▸ SHORT PROBLEM: State the number of lines that contain the word "Theil", and add nothing else.

▸ INPUT RECORDS:
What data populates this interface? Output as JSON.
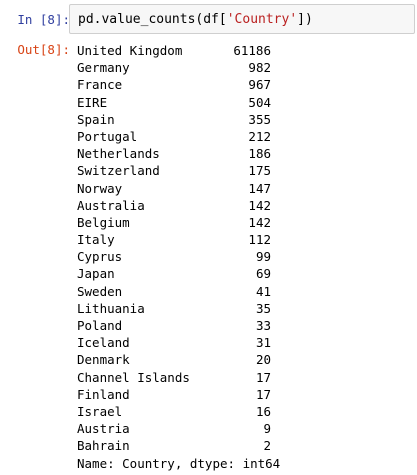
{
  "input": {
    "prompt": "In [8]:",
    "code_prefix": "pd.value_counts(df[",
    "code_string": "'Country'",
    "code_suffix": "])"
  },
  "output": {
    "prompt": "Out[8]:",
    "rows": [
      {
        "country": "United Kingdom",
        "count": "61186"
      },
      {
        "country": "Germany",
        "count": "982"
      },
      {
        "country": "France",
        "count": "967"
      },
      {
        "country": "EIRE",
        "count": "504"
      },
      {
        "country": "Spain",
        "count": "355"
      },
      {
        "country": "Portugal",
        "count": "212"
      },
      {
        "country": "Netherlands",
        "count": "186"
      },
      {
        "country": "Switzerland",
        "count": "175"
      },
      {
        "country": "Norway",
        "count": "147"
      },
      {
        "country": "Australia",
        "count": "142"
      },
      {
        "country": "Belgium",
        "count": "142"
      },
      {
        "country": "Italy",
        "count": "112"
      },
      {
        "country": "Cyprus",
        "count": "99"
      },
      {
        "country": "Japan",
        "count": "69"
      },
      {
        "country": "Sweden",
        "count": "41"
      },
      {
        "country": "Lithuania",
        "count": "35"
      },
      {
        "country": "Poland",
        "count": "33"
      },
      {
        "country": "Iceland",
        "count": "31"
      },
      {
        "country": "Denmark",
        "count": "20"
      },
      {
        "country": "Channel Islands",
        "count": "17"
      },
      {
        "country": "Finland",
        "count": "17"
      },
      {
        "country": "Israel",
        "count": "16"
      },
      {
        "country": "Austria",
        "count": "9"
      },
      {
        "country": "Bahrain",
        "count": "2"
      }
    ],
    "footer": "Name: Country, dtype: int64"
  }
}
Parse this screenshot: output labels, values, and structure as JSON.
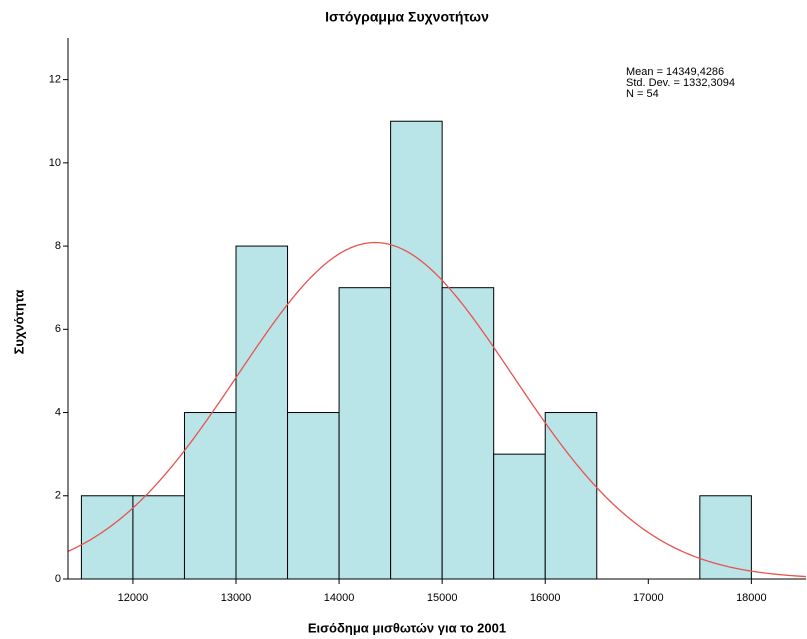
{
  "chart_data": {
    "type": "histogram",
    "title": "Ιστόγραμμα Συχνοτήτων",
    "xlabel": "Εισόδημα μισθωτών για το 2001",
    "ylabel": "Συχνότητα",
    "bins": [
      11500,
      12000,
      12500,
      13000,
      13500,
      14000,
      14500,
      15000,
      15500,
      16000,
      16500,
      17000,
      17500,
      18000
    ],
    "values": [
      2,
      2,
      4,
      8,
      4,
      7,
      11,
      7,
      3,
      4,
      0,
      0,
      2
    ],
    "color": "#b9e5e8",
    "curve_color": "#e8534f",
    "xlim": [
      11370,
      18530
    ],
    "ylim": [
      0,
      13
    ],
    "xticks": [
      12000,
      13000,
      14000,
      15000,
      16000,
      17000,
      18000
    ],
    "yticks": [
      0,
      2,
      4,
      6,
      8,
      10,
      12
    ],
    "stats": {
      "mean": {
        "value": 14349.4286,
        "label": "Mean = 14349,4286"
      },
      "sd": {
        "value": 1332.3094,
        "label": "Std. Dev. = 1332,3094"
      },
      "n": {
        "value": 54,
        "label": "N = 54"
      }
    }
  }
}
...
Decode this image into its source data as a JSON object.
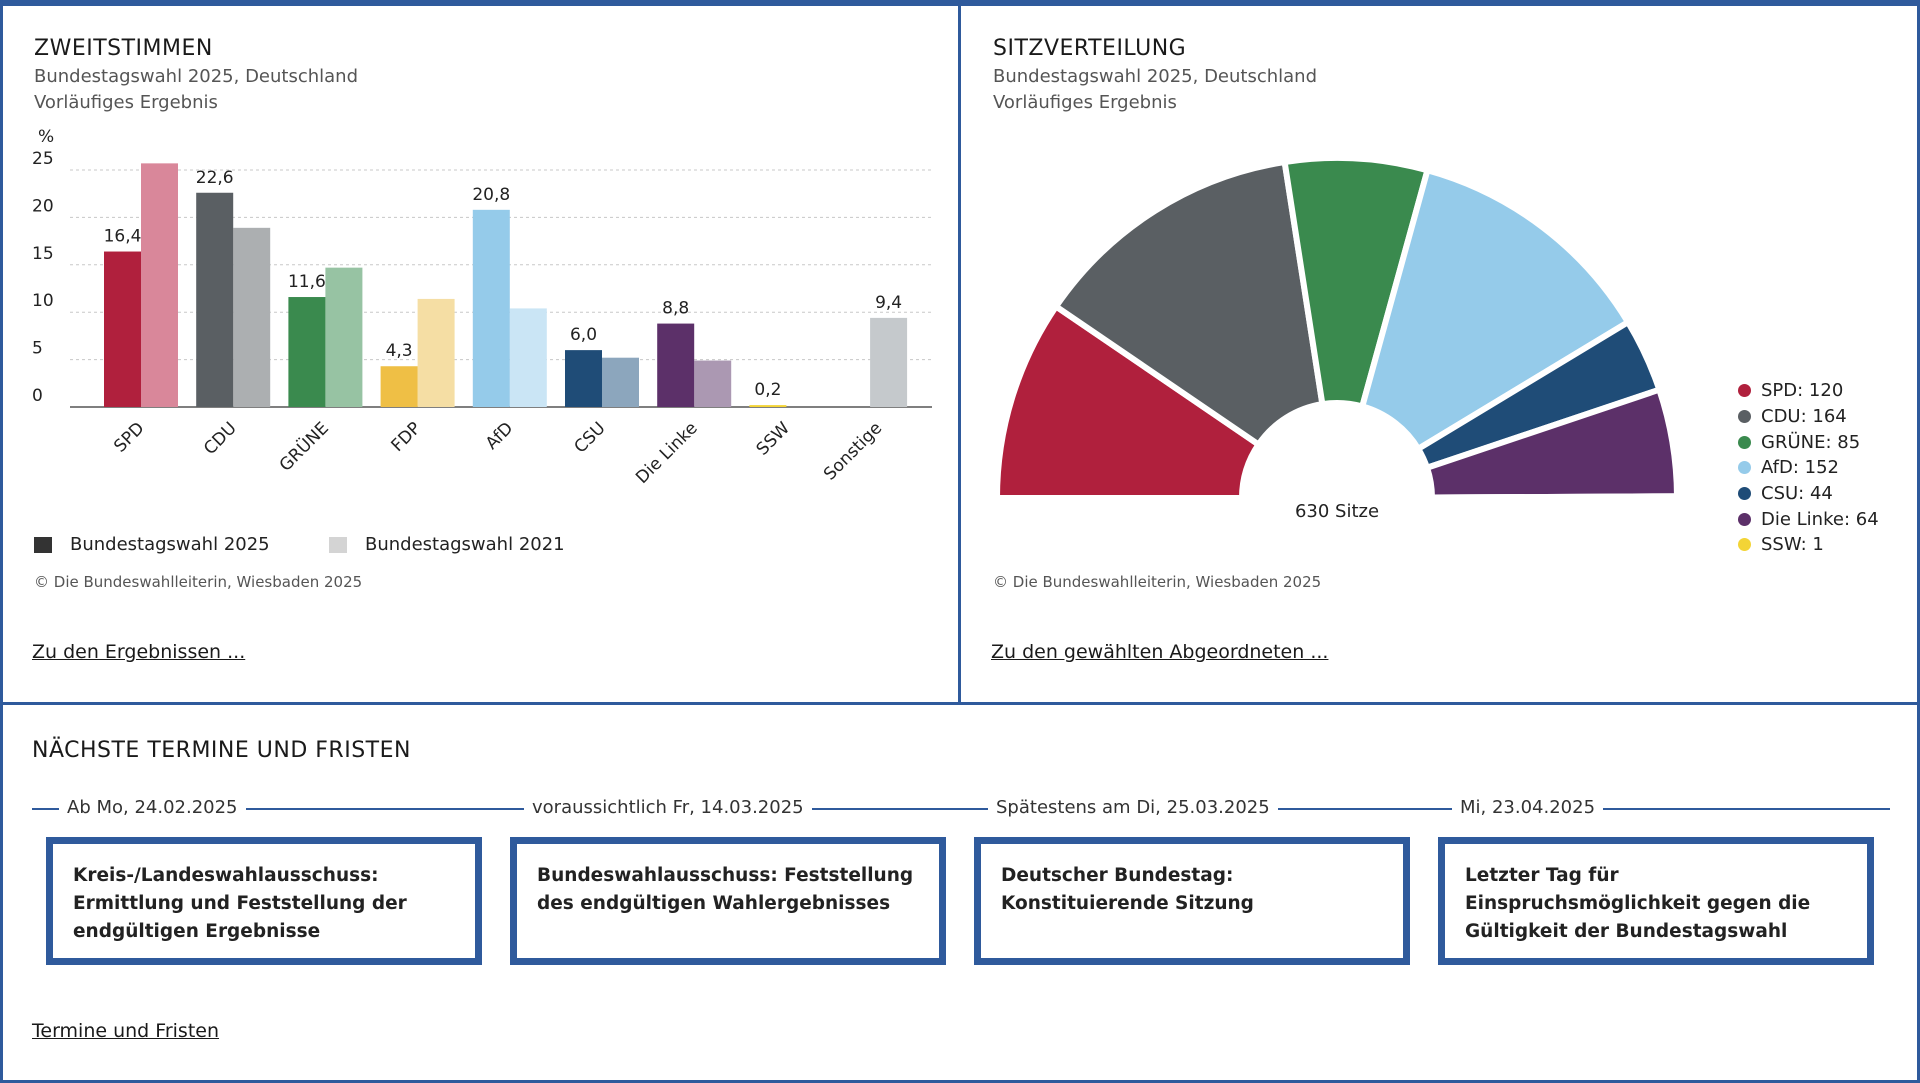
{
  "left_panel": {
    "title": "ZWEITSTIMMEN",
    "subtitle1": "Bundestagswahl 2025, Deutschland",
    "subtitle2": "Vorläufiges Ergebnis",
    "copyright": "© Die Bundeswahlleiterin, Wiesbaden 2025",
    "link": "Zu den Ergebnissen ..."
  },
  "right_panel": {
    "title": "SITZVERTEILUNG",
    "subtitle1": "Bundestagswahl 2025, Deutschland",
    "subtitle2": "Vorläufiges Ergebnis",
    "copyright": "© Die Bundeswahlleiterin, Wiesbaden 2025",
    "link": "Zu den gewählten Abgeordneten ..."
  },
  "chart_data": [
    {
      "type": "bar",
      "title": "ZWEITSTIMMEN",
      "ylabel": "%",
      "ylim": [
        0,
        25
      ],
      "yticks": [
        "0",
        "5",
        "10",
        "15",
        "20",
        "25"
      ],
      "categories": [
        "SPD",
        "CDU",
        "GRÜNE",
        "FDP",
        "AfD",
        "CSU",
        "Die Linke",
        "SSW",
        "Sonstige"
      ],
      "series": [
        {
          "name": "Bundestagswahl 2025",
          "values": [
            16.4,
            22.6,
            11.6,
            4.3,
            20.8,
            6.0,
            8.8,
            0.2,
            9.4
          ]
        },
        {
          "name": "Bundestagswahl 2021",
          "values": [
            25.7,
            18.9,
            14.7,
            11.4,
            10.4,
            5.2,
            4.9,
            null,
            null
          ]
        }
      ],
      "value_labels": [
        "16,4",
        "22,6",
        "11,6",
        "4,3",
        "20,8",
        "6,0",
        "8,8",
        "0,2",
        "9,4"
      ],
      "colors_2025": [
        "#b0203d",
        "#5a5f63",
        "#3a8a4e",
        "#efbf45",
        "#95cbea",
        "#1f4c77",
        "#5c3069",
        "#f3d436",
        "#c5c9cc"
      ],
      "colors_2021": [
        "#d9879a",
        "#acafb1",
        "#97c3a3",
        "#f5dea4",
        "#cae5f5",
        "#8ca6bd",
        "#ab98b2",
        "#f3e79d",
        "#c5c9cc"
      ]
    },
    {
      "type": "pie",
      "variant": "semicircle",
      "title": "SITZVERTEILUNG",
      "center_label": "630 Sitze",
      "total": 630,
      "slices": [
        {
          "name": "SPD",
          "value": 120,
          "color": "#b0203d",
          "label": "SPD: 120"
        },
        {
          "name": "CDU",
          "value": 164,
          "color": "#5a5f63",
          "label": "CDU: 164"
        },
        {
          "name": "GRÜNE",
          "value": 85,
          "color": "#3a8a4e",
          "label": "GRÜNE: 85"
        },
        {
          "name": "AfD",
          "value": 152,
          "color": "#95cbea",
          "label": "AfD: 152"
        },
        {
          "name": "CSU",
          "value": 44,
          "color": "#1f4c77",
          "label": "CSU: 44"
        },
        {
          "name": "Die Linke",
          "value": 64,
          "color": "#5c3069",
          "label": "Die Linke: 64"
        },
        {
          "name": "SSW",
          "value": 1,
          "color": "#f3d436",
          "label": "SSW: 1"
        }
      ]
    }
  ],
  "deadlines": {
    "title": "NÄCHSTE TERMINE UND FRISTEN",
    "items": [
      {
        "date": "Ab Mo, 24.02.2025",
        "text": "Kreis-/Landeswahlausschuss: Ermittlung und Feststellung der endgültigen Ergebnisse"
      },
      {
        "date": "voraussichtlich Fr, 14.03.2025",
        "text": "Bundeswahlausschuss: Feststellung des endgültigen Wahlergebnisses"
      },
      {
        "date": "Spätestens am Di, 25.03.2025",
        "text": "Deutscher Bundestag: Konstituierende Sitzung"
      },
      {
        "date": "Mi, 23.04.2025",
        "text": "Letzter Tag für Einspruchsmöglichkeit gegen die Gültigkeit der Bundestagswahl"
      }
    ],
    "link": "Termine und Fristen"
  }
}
...
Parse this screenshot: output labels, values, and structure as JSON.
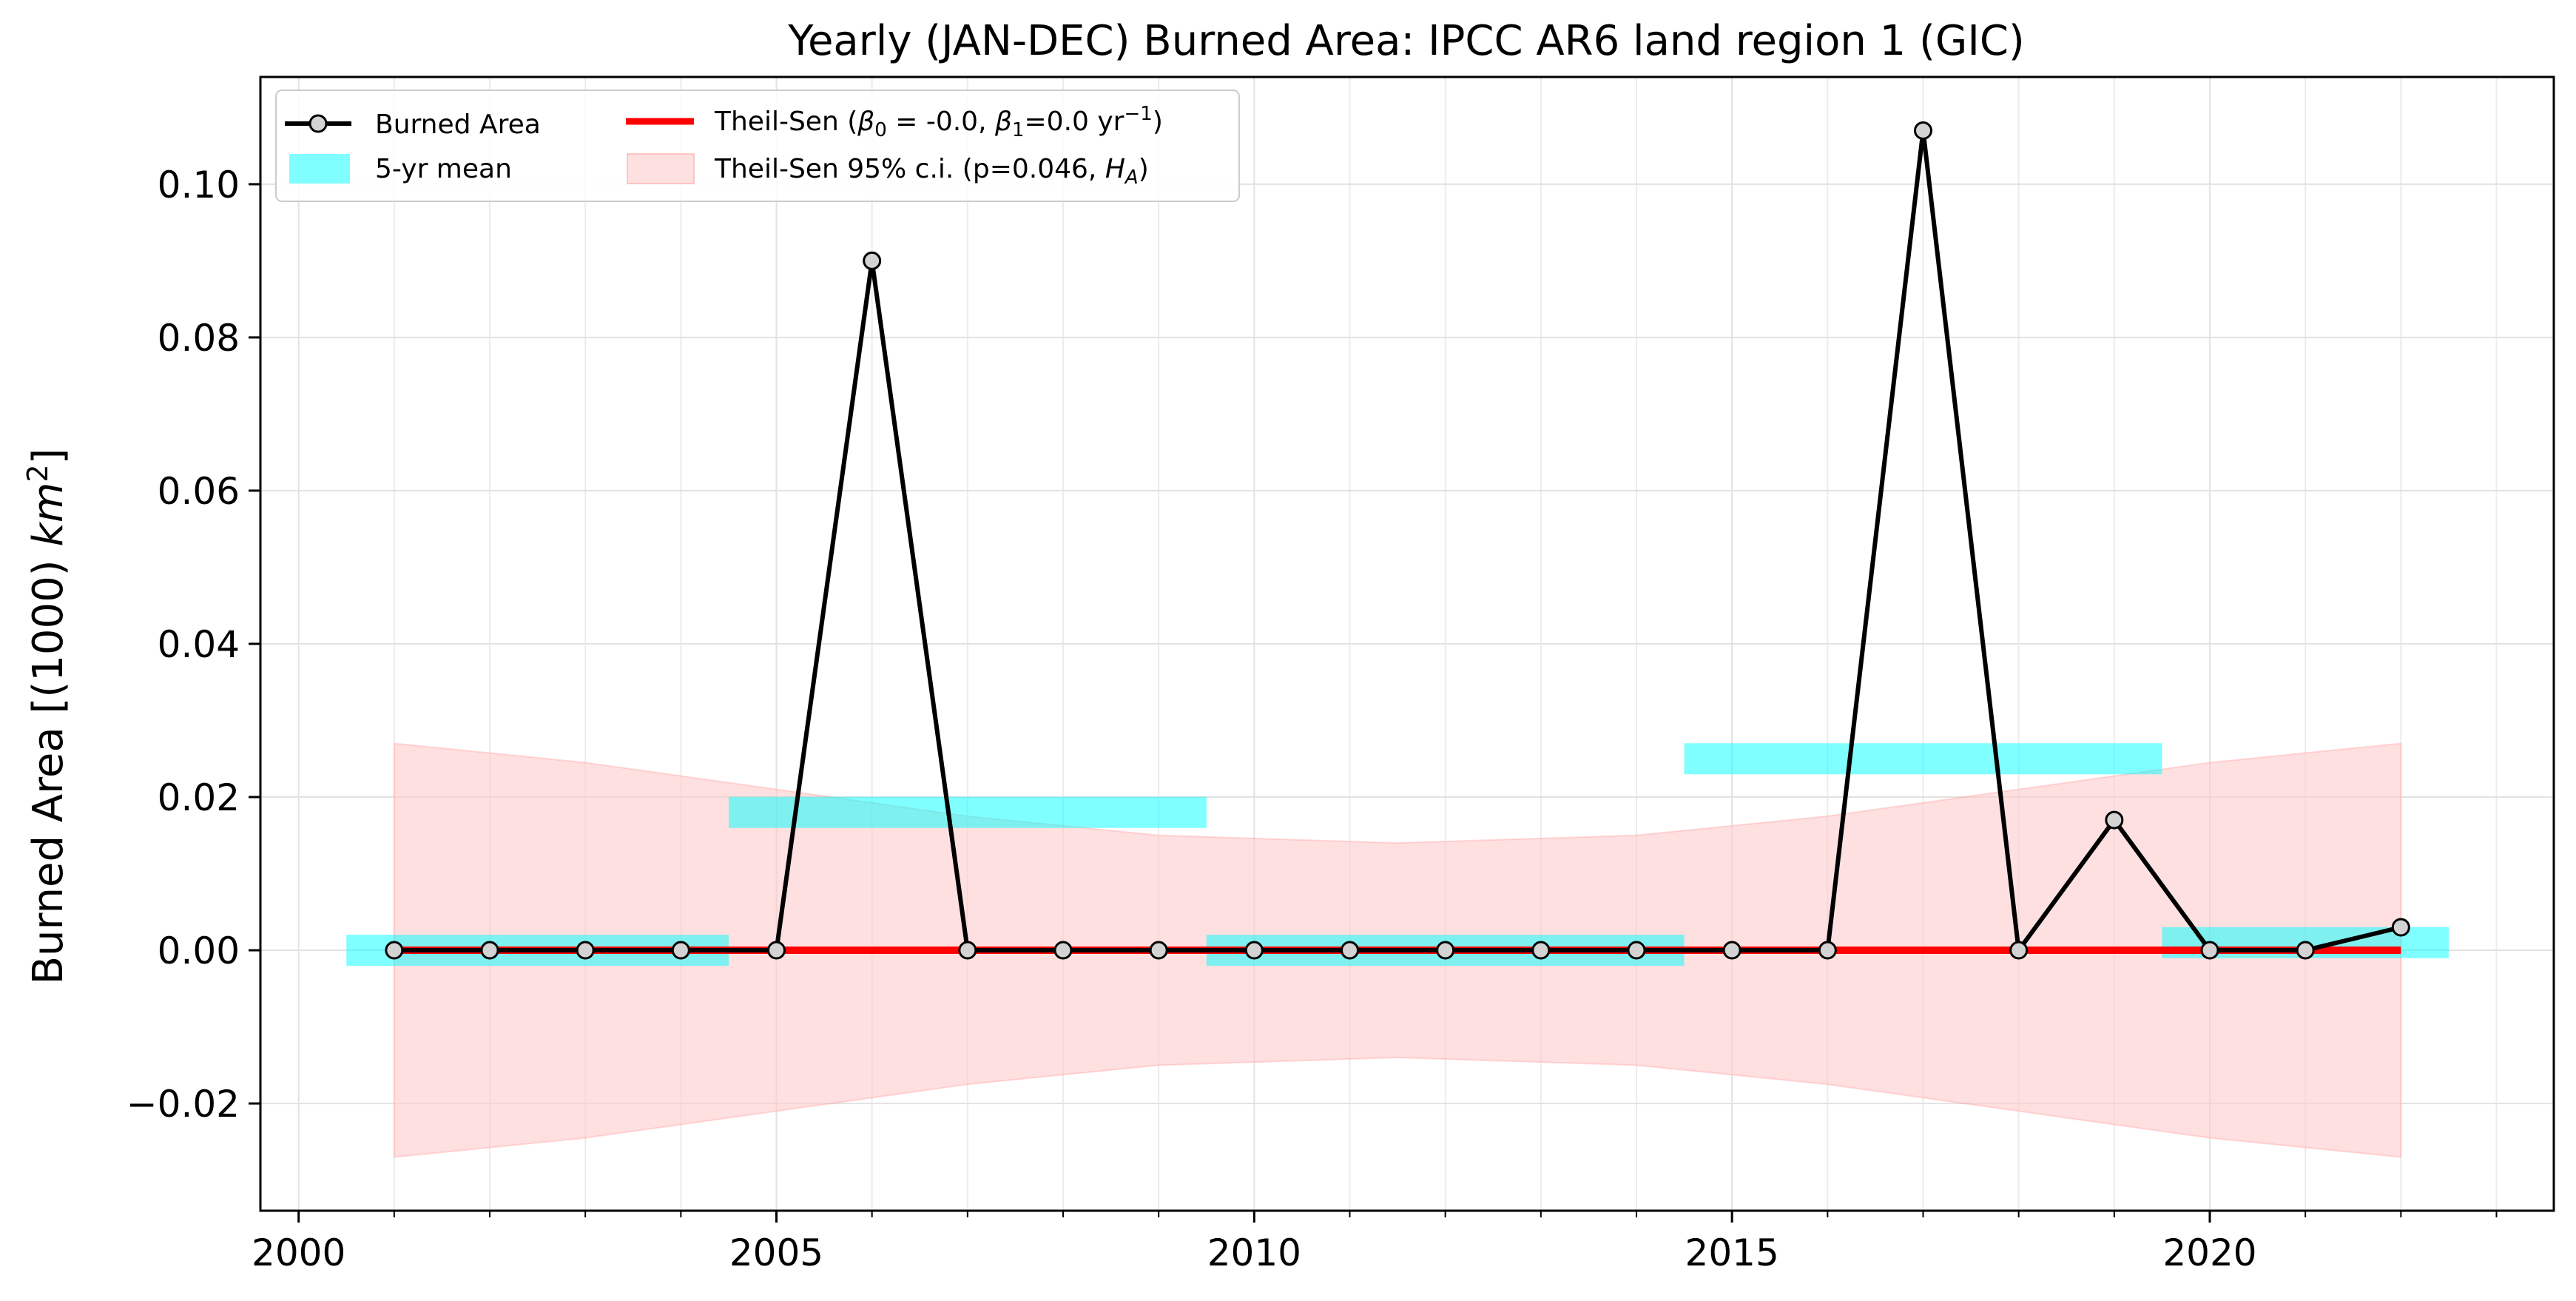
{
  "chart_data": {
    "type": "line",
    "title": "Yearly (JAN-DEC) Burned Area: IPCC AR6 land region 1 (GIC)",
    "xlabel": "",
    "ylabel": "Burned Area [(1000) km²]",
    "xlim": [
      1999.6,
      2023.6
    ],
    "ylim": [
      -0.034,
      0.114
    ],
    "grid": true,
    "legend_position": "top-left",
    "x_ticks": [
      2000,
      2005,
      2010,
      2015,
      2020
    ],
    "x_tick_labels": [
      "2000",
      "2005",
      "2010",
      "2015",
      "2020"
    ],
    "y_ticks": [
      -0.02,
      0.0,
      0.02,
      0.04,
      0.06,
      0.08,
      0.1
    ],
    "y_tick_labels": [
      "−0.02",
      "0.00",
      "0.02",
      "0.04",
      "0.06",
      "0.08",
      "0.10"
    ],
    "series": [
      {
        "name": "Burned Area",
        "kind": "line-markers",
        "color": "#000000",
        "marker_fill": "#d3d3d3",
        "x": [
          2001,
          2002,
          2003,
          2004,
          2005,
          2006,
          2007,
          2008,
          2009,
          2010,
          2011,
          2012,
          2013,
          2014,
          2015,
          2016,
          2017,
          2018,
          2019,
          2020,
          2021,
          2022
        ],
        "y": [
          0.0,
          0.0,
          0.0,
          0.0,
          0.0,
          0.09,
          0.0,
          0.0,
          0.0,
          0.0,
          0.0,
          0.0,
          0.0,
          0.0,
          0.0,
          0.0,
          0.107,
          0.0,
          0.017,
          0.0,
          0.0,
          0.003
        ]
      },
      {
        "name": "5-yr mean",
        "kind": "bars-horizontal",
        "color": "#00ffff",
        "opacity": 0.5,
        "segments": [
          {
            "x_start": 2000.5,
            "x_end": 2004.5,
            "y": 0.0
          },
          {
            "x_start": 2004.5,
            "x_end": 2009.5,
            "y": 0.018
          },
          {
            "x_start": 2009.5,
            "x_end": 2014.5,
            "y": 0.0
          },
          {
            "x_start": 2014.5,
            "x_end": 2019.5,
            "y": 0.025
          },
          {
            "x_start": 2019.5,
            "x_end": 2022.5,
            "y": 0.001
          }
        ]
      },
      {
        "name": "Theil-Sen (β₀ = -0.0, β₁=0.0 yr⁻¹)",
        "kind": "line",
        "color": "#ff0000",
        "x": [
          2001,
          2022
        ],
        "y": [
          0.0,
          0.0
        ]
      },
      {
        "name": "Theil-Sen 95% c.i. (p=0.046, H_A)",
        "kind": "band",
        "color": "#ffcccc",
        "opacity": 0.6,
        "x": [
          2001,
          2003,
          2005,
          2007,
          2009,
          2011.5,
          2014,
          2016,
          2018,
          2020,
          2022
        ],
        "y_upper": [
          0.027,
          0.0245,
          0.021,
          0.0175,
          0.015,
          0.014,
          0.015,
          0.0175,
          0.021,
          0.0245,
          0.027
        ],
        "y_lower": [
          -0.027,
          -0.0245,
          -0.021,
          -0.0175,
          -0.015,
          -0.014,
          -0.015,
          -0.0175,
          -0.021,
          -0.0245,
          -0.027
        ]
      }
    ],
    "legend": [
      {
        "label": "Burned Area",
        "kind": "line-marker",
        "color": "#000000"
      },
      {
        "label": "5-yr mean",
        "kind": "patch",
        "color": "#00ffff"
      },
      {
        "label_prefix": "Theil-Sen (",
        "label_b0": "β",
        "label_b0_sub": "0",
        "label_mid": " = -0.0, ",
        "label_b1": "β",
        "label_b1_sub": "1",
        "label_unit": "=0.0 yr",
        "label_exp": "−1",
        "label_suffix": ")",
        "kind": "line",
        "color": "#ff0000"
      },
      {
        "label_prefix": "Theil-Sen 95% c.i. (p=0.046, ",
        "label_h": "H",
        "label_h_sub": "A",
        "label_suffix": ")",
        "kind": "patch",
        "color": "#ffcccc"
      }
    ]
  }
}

▸ WRITTEN RESPONSE: 4